Exercise: Report how many lines hold the word "this"; give nothing but the number.

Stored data

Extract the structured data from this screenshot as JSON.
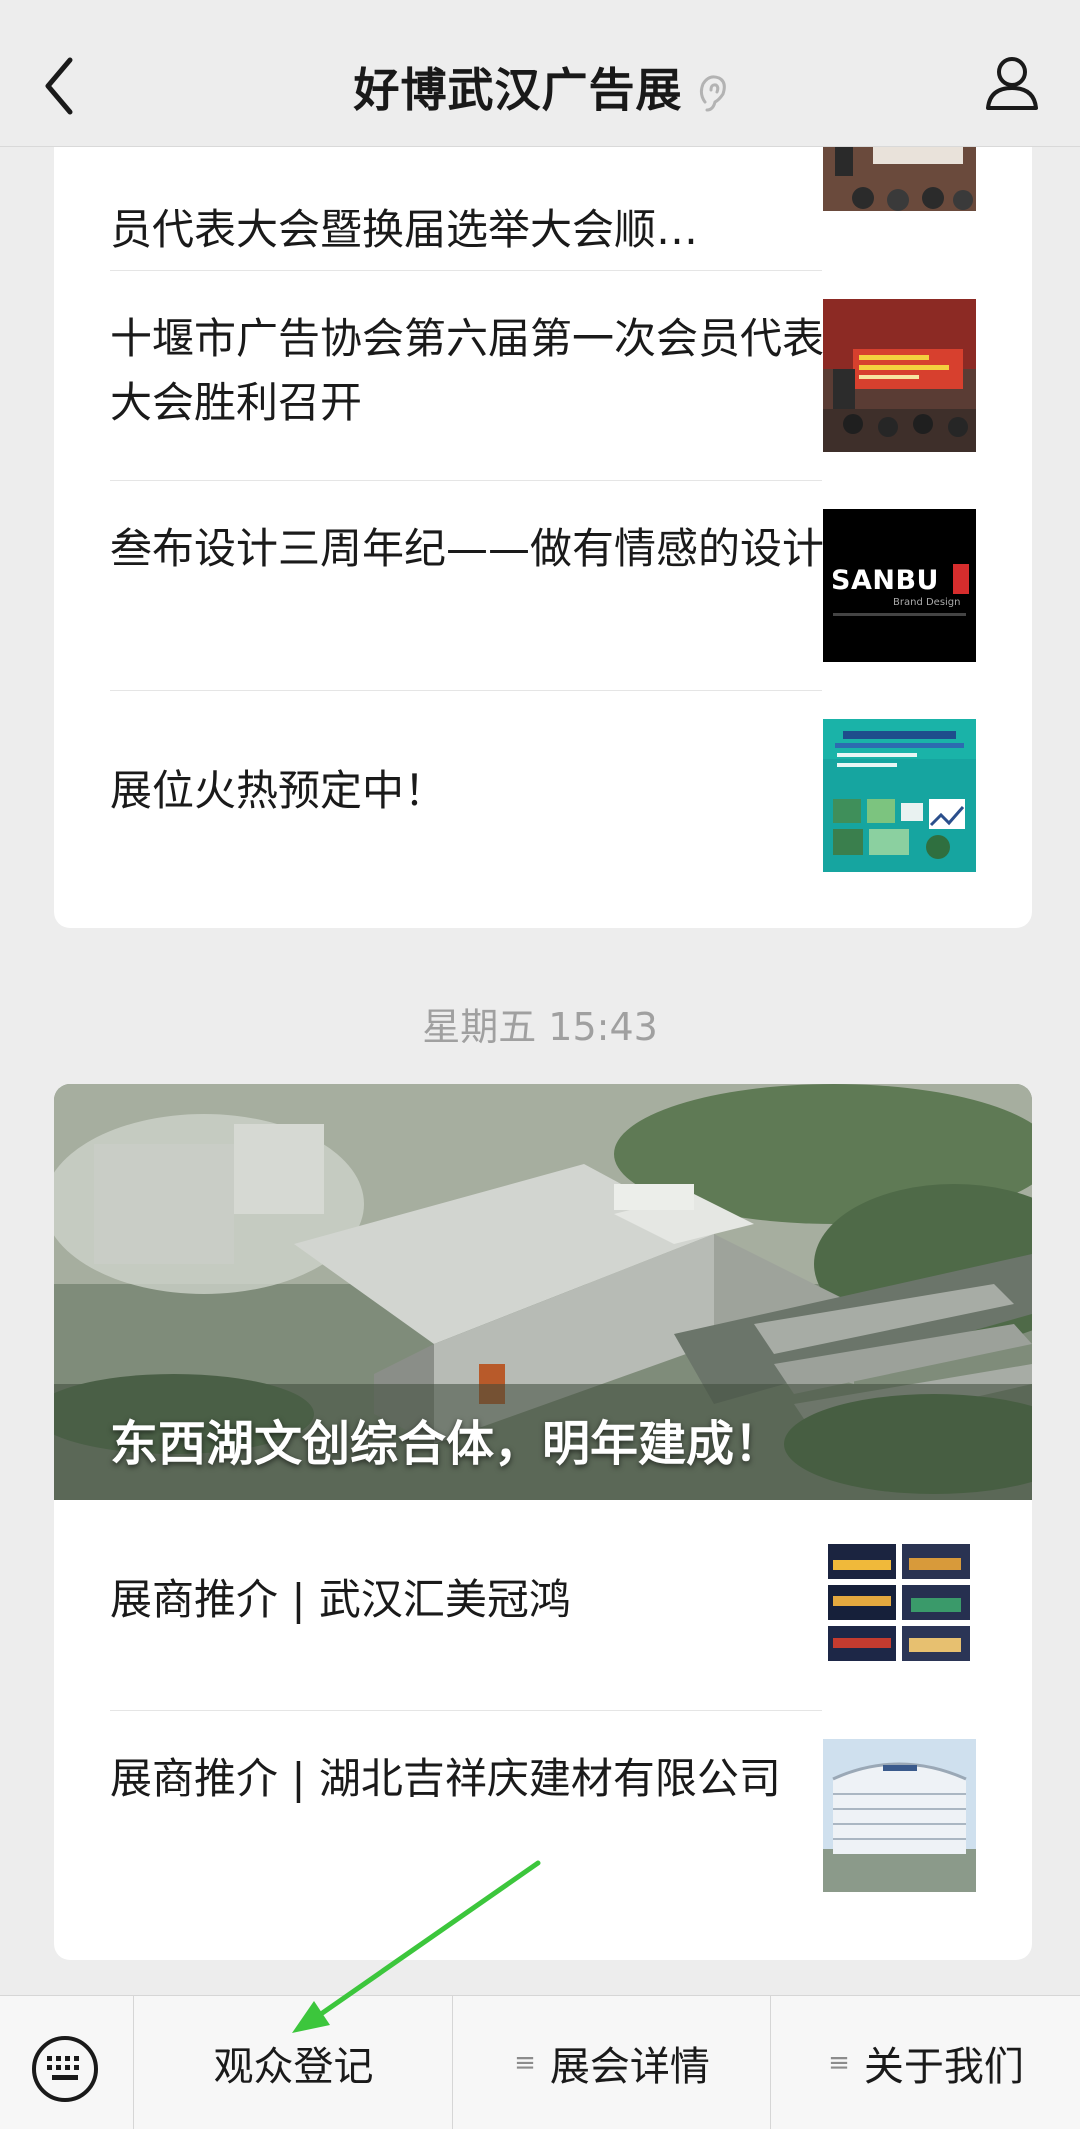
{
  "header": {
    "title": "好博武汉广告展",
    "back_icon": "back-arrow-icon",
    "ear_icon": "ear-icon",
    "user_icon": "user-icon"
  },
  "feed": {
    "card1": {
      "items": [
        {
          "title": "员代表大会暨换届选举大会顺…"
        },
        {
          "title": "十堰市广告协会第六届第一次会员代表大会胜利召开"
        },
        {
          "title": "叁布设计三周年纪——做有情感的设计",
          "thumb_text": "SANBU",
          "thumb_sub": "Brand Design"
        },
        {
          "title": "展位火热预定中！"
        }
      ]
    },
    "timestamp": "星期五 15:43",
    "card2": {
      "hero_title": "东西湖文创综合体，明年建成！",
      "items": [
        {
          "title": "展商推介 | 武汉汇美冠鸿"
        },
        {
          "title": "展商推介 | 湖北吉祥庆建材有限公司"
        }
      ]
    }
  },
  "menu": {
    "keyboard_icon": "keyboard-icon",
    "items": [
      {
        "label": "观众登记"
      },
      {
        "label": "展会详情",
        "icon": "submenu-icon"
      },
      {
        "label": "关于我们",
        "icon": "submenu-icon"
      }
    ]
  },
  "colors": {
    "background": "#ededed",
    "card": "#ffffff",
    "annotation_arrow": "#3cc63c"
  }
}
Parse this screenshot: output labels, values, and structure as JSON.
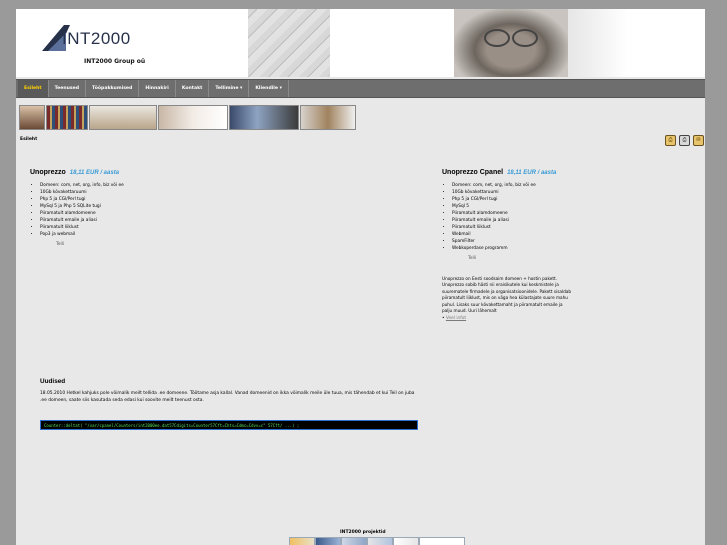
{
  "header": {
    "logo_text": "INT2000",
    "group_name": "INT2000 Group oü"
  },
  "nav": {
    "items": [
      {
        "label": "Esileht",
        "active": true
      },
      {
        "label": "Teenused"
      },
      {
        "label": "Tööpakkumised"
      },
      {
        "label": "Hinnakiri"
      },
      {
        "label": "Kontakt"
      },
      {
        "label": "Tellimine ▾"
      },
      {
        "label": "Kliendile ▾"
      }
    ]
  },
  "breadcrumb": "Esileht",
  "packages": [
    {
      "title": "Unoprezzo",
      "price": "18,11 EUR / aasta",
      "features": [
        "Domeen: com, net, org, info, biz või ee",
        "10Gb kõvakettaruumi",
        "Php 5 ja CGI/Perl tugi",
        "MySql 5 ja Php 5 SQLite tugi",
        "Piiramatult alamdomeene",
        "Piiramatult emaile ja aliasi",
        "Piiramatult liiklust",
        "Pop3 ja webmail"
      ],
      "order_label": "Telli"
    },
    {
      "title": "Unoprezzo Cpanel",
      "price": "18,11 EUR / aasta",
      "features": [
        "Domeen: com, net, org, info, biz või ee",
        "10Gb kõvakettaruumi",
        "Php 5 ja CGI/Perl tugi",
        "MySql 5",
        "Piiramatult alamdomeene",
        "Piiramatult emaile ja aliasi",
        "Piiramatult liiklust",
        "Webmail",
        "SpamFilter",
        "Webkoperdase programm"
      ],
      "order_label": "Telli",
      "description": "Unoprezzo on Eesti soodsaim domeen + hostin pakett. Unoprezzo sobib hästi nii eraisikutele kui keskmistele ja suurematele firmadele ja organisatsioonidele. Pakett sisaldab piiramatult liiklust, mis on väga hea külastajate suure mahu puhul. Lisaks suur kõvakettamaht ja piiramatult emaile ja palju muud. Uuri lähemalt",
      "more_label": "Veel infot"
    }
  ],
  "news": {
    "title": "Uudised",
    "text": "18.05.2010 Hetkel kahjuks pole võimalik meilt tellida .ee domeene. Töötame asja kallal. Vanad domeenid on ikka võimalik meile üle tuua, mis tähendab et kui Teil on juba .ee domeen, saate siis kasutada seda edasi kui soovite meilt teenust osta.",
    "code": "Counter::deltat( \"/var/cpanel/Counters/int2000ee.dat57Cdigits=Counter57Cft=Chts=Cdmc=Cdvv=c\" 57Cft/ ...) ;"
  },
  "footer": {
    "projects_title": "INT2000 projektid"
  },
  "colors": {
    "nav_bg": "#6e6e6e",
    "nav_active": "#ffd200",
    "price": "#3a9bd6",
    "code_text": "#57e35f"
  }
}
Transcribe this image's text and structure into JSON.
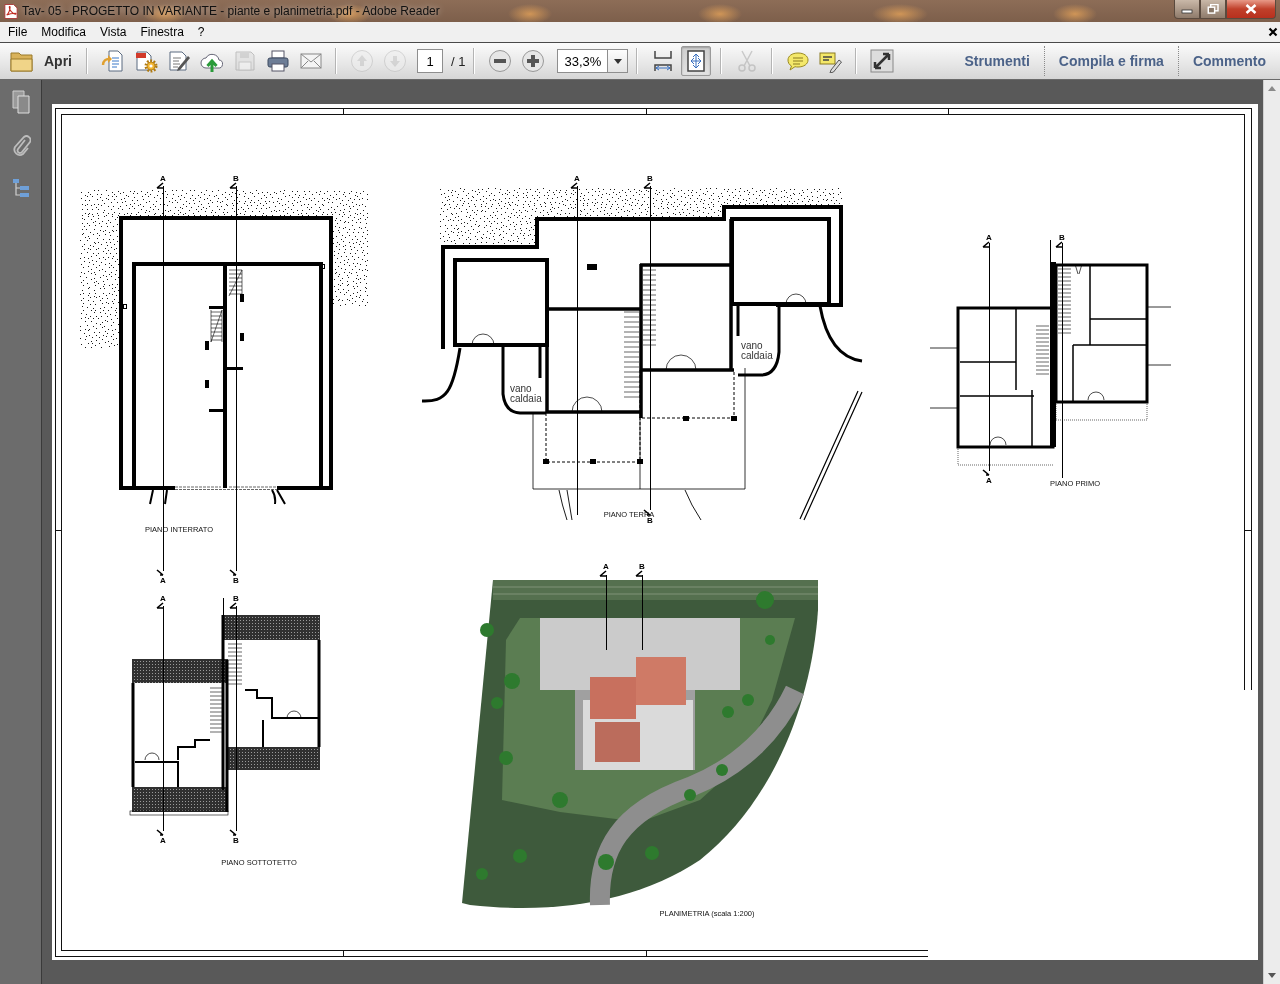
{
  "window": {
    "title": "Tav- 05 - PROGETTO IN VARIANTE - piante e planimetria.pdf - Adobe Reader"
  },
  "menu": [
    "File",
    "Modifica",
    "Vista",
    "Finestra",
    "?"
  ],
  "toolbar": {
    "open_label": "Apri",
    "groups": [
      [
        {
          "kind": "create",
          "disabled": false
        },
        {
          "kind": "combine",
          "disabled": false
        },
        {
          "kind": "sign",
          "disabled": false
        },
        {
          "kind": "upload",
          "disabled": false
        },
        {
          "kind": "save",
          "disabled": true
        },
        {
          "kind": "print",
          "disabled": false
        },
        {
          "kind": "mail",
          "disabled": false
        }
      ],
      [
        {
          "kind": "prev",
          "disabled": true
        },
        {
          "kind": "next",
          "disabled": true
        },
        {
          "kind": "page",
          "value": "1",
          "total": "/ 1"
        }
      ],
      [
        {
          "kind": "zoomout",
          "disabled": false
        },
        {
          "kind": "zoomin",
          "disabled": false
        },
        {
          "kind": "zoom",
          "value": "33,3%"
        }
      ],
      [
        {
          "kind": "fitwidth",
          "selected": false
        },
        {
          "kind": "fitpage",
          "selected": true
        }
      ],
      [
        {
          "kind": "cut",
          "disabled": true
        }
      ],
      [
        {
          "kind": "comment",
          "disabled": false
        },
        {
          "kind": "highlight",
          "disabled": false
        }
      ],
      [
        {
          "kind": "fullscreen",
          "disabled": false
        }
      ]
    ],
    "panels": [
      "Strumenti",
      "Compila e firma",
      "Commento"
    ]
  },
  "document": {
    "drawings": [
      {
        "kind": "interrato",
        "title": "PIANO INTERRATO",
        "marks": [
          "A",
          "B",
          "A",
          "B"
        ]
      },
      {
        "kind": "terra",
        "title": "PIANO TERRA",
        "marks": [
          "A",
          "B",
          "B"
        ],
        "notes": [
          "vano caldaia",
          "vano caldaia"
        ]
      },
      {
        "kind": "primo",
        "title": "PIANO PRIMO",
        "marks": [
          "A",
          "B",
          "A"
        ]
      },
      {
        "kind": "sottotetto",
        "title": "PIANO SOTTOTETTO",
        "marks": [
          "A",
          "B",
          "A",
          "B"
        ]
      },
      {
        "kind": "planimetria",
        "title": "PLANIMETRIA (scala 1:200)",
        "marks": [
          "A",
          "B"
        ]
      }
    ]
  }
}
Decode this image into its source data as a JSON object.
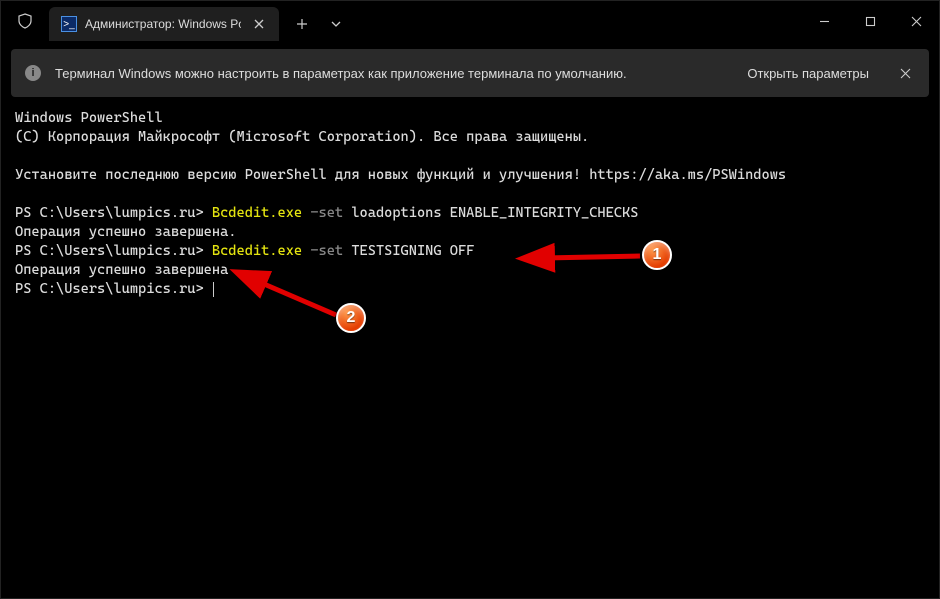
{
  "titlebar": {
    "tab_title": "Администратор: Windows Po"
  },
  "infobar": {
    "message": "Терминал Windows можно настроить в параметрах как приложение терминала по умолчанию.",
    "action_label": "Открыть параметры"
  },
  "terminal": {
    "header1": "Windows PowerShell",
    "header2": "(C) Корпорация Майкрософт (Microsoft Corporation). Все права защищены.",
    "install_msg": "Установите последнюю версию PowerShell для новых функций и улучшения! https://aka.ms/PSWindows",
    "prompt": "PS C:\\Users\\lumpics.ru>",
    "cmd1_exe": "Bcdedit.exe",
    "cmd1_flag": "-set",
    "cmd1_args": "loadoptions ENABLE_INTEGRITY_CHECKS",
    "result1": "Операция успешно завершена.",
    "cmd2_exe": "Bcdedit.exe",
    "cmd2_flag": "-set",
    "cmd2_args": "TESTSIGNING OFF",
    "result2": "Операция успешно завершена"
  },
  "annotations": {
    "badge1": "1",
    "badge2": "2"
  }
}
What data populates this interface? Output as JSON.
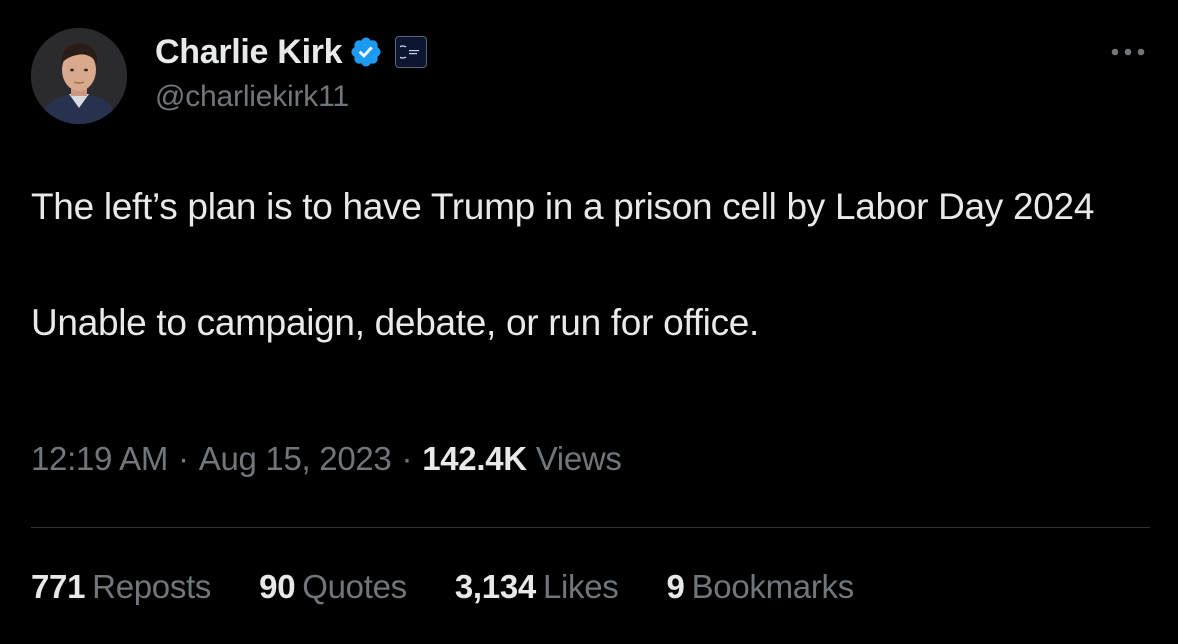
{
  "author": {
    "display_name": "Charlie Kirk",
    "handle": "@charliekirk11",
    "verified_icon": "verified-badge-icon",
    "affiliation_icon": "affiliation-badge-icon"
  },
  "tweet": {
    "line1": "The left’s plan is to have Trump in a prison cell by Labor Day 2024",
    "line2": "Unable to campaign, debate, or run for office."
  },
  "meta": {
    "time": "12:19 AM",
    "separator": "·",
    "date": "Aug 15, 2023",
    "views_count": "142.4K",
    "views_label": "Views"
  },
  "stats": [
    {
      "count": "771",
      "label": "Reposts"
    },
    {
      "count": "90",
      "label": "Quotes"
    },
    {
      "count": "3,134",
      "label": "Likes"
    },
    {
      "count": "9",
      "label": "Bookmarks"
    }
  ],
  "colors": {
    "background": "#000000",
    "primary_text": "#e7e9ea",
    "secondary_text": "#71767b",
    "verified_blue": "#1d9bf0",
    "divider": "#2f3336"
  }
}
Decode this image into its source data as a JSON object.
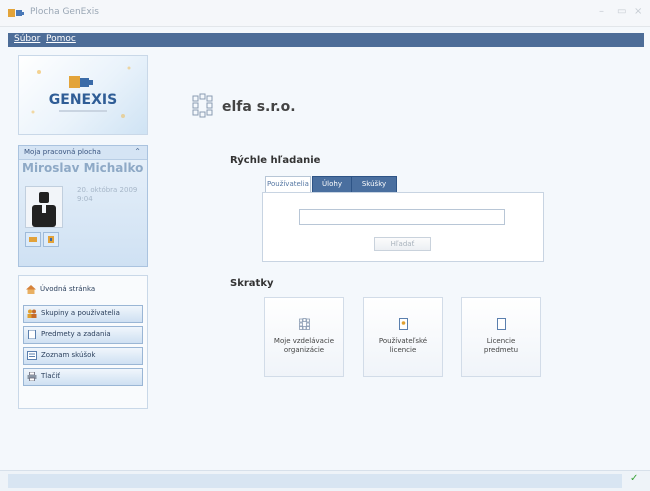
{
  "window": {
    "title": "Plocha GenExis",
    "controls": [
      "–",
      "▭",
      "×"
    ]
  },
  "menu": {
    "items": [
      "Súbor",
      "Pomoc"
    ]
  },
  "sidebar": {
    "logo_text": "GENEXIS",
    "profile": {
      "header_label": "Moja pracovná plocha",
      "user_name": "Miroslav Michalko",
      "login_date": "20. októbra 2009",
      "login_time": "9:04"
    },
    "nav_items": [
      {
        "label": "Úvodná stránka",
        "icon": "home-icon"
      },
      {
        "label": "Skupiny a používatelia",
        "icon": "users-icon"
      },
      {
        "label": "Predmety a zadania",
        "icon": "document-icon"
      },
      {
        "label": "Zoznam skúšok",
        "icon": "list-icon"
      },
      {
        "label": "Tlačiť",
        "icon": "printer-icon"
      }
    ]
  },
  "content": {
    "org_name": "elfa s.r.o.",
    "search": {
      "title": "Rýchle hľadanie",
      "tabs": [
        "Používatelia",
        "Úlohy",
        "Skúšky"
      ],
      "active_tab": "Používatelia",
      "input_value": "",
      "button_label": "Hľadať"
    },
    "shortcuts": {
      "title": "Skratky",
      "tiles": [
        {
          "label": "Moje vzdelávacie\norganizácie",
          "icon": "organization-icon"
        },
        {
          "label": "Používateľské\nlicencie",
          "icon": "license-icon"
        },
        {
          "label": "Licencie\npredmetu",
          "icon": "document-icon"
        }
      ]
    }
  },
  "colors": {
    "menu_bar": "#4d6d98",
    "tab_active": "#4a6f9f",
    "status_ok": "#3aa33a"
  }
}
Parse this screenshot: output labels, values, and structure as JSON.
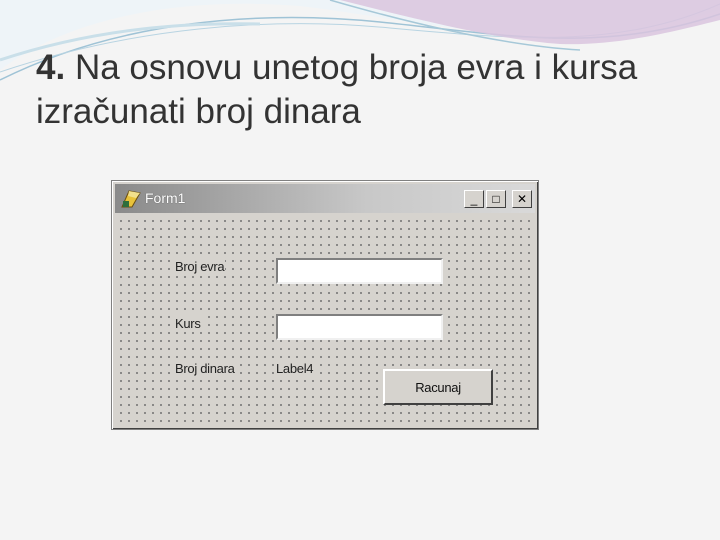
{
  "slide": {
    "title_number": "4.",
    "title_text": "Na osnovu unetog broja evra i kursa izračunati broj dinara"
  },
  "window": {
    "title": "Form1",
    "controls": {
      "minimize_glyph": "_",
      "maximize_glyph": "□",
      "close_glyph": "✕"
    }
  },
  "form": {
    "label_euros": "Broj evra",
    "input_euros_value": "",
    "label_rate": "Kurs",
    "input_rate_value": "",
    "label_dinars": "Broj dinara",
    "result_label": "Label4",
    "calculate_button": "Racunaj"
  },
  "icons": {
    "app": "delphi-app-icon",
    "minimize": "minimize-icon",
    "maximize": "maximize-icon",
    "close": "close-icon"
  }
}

Worked solution: 7